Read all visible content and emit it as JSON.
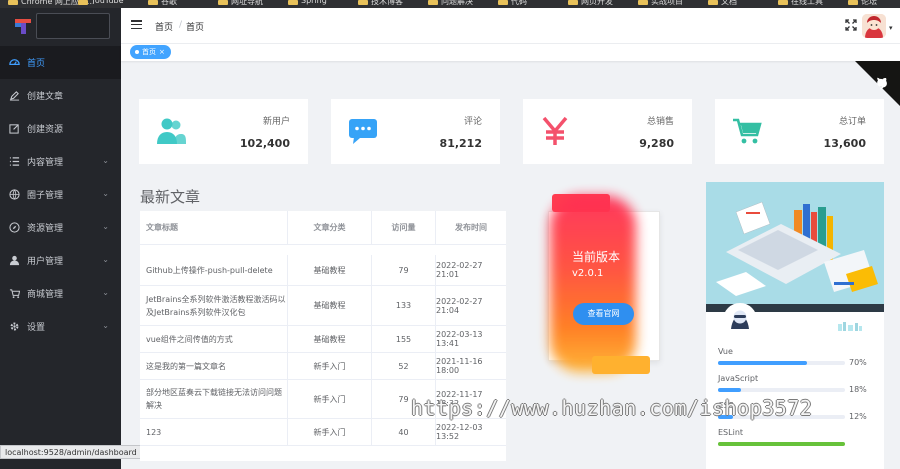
{
  "browser": {
    "bookmarks": [
      "Chrome 网上应用...",
      "YouTube",
      "谷歌",
      "网址导航",
      "Spring",
      "技术博客",
      "问题解决",
      "代码",
      "网页开发",
      "实战项目",
      "文档",
      "在线工具",
      "论坛"
    ]
  },
  "sidebar": {
    "items": [
      {
        "label": "首页",
        "icon": "dashboard-icon",
        "active": true,
        "expandable": false
      },
      {
        "label": "创建文章",
        "icon": "edit-icon",
        "active": false,
        "expandable": false
      },
      {
        "label": "创建资源",
        "icon": "edit-square-icon",
        "active": false,
        "expandable": false
      },
      {
        "label": "内容管理",
        "icon": "list-icon",
        "active": false,
        "expandable": true
      },
      {
        "label": "圈子管理",
        "icon": "globe-icon",
        "active": false,
        "expandable": true
      },
      {
        "label": "资源管理",
        "icon": "compass-icon",
        "active": false,
        "expandable": true
      },
      {
        "label": "用户管理",
        "icon": "user-icon",
        "active": false,
        "expandable": true
      },
      {
        "label": "商城管理",
        "icon": "cart-icon",
        "active": false,
        "expandable": true
      },
      {
        "label": "设置",
        "icon": "gear-icon",
        "active": false,
        "expandable": true
      }
    ],
    "arrow": "⌄"
  },
  "status_url": "localhost:9528/admin/dashboard",
  "header": {
    "breadcrumb": [
      "首页",
      "首页"
    ],
    "separator": "/",
    "caret": "▾"
  },
  "tags": [
    {
      "label": "首页",
      "close": "×"
    }
  ],
  "stats": [
    {
      "label": "新用户",
      "value": "102,400",
      "icon": "users-icon",
      "color": "#40c9c6"
    },
    {
      "label": "评论",
      "value": "81,212",
      "icon": "message-icon",
      "color": "#36a3f7"
    },
    {
      "label": "总销售",
      "value": "9,280",
      "icon": "money-icon",
      "color": "#f4516c"
    },
    {
      "label": "总订单",
      "value": "13,600",
      "icon": "shopping-cart-icon",
      "color": "#34bfa3"
    }
  ],
  "articles": {
    "title": "最新文章",
    "columns": [
      "文章标题",
      "文章分类",
      "访问量",
      "发布时间"
    ],
    "rows": [
      {
        "title": "Github上传操作-push-pull-delete",
        "category": "基础教程",
        "views": "79",
        "date": "2022-02-27 21:01"
      },
      {
        "title": "JetBrains全系列软件激活教程激活码以及JetBrains系列软件汉化包",
        "category": "基础教程",
        "views": "133",
        "date": "2022-02-27 21:04"
      },
      {
        "title": "vue组件之间传值的方式",
        "category": "基础教程",
        "views": "155",
        "date": "2022-03-13 13:41"
      },
      {
        "title": "这是我的第一篇文章名",
        "category": "新手入门",
        "views": "52",
        "date": "2021-11-16 18:00"
      },
      {
        "title": "部分地区蓝奏云下载链接无法访问问题解决",
        "category": "新手入门",
        "views": "79",
        "date": "2022-11-17 18:32"
      },
      {
        "title": "123",
        "category": "新手入门",
        "views": "40",
        "date": "2022-12-03 13:52"
      }
    ]
  },
  "version": {
    "title": "当前版本",
    "number": "v2.0.1",
    "button": "查看官网"
  },
  "skills": [
    {
      "name": "Vue",
      "percent": 70,
      "pct_label": "70%",
      "color": "#409eff"
    },
    {
      "name": "JavaScript",
      "percent": 18,
      "pct_label": "18%",
      "color": "#409eff"
    },
    {
      "name": "CSS",
      "percent": 12,
      "pct_label": "12%",
      "color": "#409eff"
    },
    {
      "name": "ESLint",
      "percent": 100,
      "pct_label": "",
      "color": "#67c23a"
    }
  ],
  "watermark": "https://www.huzhan.com/ishop3572"
}
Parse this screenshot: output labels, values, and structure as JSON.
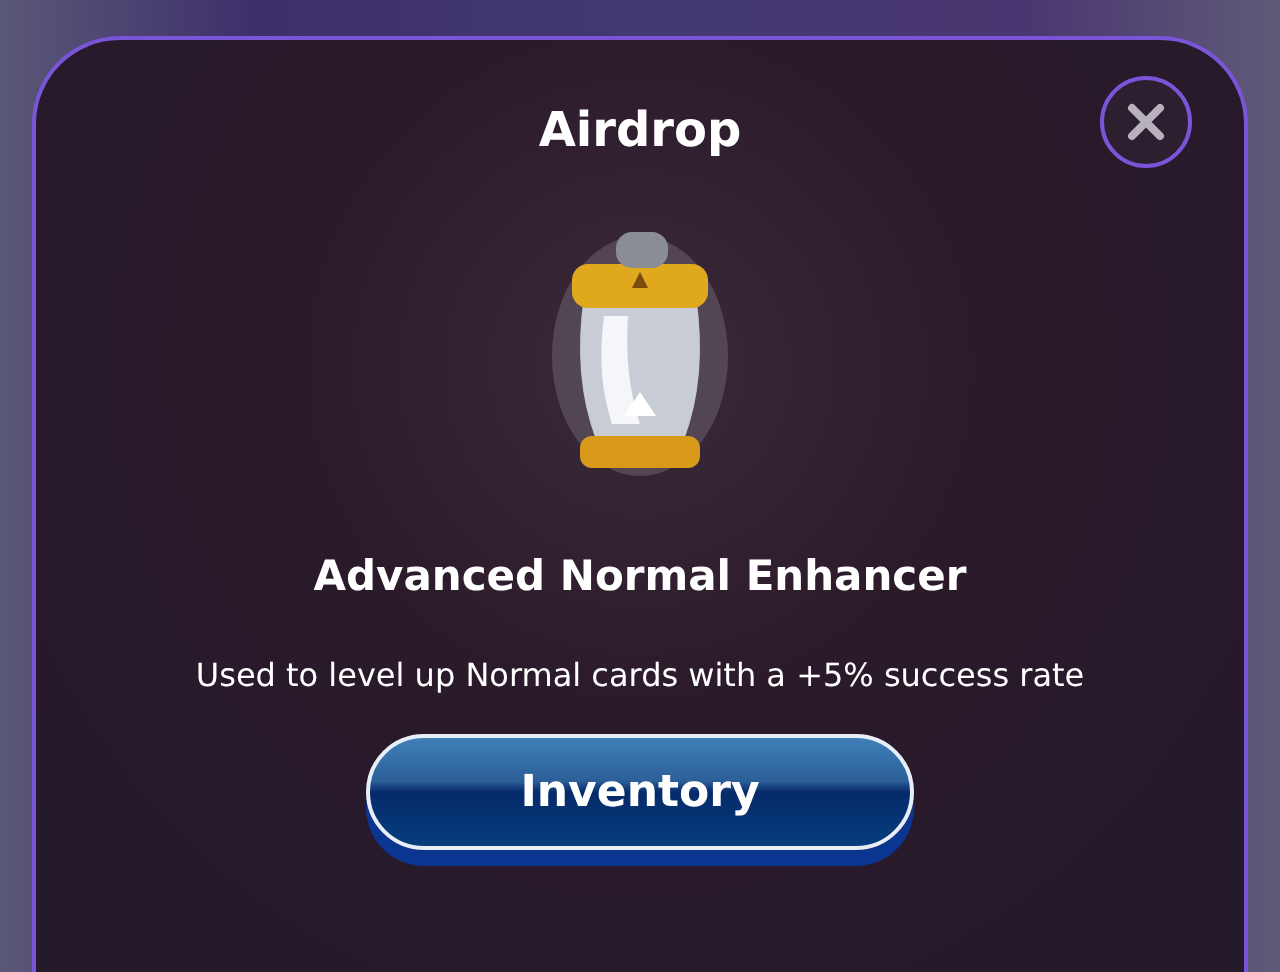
{
  "dialog": {
    "title": "Airdrop",
    "item_name": "Advanced Normal Enhancer",
    "description": "Used to level up Normal cards with a +5% success rate",
    "button": "Inventory"
  }
}
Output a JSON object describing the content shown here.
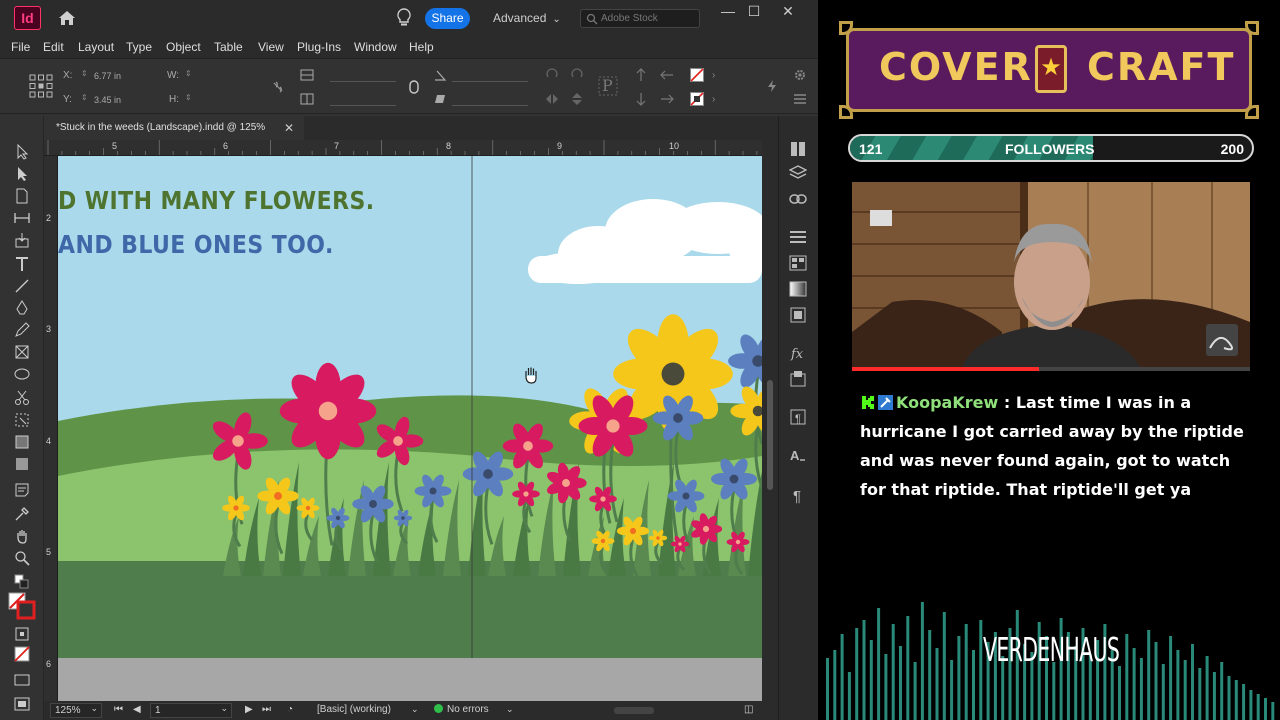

SHORT EXERCISE: Give the data above again in full and unchanged, skipping the pictures.

COMPLETE RESPONSE:
Read all visible content and emit it as JSON.
{
  "browser": {
    "bookmarks": [
      "Chrome 网上应用...",
      "YouTube",
      "谷歌",
      "网址导航",
      "Spring",
      "技术博客",
      "问题解决",
      "代码",
      "网页开发",
      "实战项目",
      "文档",
      "在线工具",
      "论坛"
    ]
  },
  "sidebar": {
    "items": [
      {
        "label": "首页",
        "icon": "dashboard-icon",
        "active": true,
        "expandable": false
      },
      {
        "label": "创建文章",
        "icon": "edit-icon",
        "active": false,
        "expandable": false
      },
      {
        "label": "创建资源",
        "icon": "edit-square-icon",
        "active": false,
        "expandable": false
      },
      {
        "label": "内容管理",
        "icon": "list-icon",
        "active": false,
        "expandable": true
      },
      {
        "label": "圈子管理",
        "icon": "globe-icon",
        "active": false,
        "expandable": true
      },
      {
        "label": "资源管理",
        "icon": "compass-icon",
        "active": false,
        "expandable": true
      },
      {
        "label": "用户管理",
        "icon": "user-icon",
        "active": false,
        "expandable": true
      },
      {
        "label": "商城管理",
        "icon": "cart-icon",
        "active": false,
        "expandable": true
      },
      {
        "label": "设置",
        "icon": "gear-icon",
        "active": false,
        "expandable": true
      }
    ],
    "arrow": "⌄"
  },
  "status_url": "localhost:9528/admin/dashboard",
  "header": {
    "breadcrumb": [
      "首页",
      "首页"
    ],
    "separator": "/",
    "caret": "▾"
  },
  "tags": [
    {
      "label": "首页",
      "close": "×"
    }
  ],
  "stats": [
    {
      "label": "新用户",
      "value": "102,400",
      "icon": "users-icon",
      "color": "#40c9c6"
    },
    {
      "label": "评论",
      "value": "81,212",
      "icon": "message-icon",
      "color": "#36a3f7"
    },
    {
      "label": "总销售",
      "value": "9,280",
      "icon": "money-icon",
      "color": "#f4516c"
    },
    {
      "label": "总订单",
      "value": "13,600",
      "icon": "shopping-cart-icon",
      "color": "#34bfa3"
    }
  ],
  "articles": {
    "title": "最新文章",
    "columns": [
      "文章标题",
      "文章分类",
      "访问量",
      "发布时间"
    ],
    "rows": [
      {
        "title": "Github上传操作-push-pull-delete",
        "category": "基础教程",
        "views": "79",
        "date": "2022-02-27 21:01"
      },
      {
        "title": "JetBrains全系列软件激活教程激活码以及JetBrains系列软件汉化包",
        "category": "基础教程",
        "views": "133",
        "date": "2022-02-27 21:04"
      },
      {
        "title": "vue组件之间传值的方式",
        "category": "基础教程",
        "views": "155",
        "date": "2022-03-13 13:41"
      },
      {
        "title": "这是我的第一篇文章名",
        "category": "新手入门",
        "views": "52",
        "date": "2021-11-16 18:00"
      },
      {
        "title": "部分地区蓝奏云下载链接无法访问问题解决",
        "category": "新手入门",
        "views": "79",
        "date": "2022-11-17 18:32"
      },
      {
        "title": "123",
        "category": "新手入门",
        "views": "40",
        "date": "2022-12-03 13:52"
      }
    ]
  },
  "version": {
    "title": "当前版本",
    "number": "v2.0.1",
    "button": "查看官网"
  },
  "skills": [
    {
      "name": "Vue",
      "percent": 70,
      "pct_label": "70%",
      "color": "#409eff"
    },
    {
      "name": "JavaScript",
      "percent": 18,
      "pct_label": "18%",
      "color": "#409eff"
    },
    {
      "name": "CSS",
      "percent": 12,
      "pct_label": "12%",
      "color": "#409eff"
    },
    {
      "name": "ESLint",
      "percent": 100,
      "pct_label": "",
      "color": "#67c23a"
    }
  ],
  "watermark": "https://www.huzhan.com/ishop3572"
}
Parse this screenshot: output labels, values, and structure as JSON.
{
  "dialog": {
    "title": "Airdrop",
    "item_name": "Advanced Normal Enhancer",
    "description": "Used to level up Normal cards with a +5% success rate",
    "button": "Inventory"
  }
}
Output a JSON object describing the content shown here.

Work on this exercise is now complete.